**Work to do**
Scan the data beneath this task and copy each line that includes "xlabel".

[START Raw records]

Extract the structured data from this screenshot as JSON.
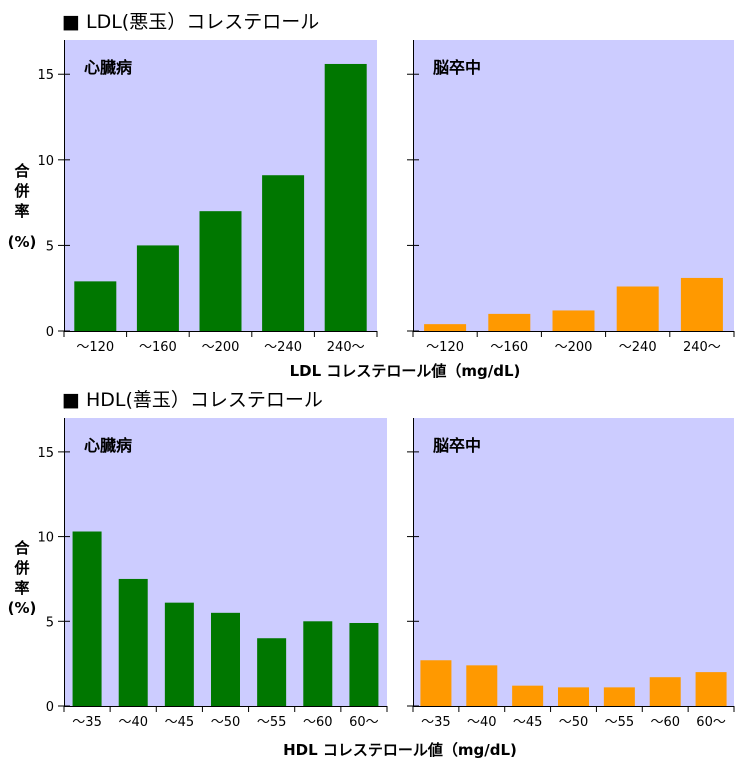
{
  "colors": {
    "panel_bg": "#ccccff",
    "heart_bar": "#007700",
    "stroke_bar": "#ff9900",
    "axis": "#000000"
  },
  "sections": [
    {
      "title": "■ LDL(悪玉）コレステロール",
      "ylabel_chars": [
        "合",
        "併",
        "率"
      ],
      "ylabel_unit": "(%)",
      "xlabel": "LDL コレステロール値（mg/dL)"
    },
    {
      "title": "■ HDL(善玉）コレステロール",
      "ylabel_chars": [
        "合",
        "併",
        "率"
      ],
      "ylabel_unit": "(%)",
      "xlabel": "HDL コレステロール値（mg/dL)"
    }
  ],
  "chart_data": [
    {
      "type": "bar",
      "title": "心臓病",
      "categories": [
        "～120",
        "～160",
        "～200",
        "～240",
        "240～"
      ],
      "values": [
        2.9,
        5.0,
        7.0,
        9.1,
        15.6
      ],
      "ylim": [
        0,
        17
      ],
      "yticks": [
        0,
        5,
        10,
        15
      ],
      "color": "#007700"
    },
    {
      "type": "bar",
      "title": "脳卒中",
      "categories": [
        "～120",
        "～160",
        "～200",
        "～240",
        "240～"
      ],
      "values": [
        0.4,
        1.0,
        1.2,
        2.6,
        3.1
      ],
      "ylim": [
        0,
        17
      ],
      "yticks": [
        0,
        5,
        10,
        15
      ],
      "color": "#ff9900"
    },
    {
      "type": "bar",
      "title": "心臓病",
      "categories": [
        "～35",
        "～40",
        "～45",
        "～50",
        "～55",
        "～60",
        "60～"
      ],
      "values": [
        10.3,
        7.5,
        6.1,
        5.5,
        4.0,
        5.0,
        4.9
      ],
      "ylim": [
        0,
        17
      ],
      "yticks": [
        0,
        5,
        10,
        15
      ],
      "color": "#007700"
    },
    {
      "type": "bar",
      "title": "脳卒中",
      "categories": [
        "～35",
        "～40",
        "～45",
        "～50",
        "～55",
        "～60",
        "60～"
      ],
      "values": [
        2.7,
        2.4,
        1.2,
        1.1,
        1.1,
        1.7,
        2.0
      ],
      "ylim": [
        0,
        17
      ],
      "yticks": [
        0,
        5,
        10,
        15
      ],
      "color": "#ff9900"
    }
  ]
}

[END Raw records]

**The output**
      "xlabel": "LDL コレステロール値（mg/dL)"
      "xlabel": "HDL コレステロール値（mg/dL)"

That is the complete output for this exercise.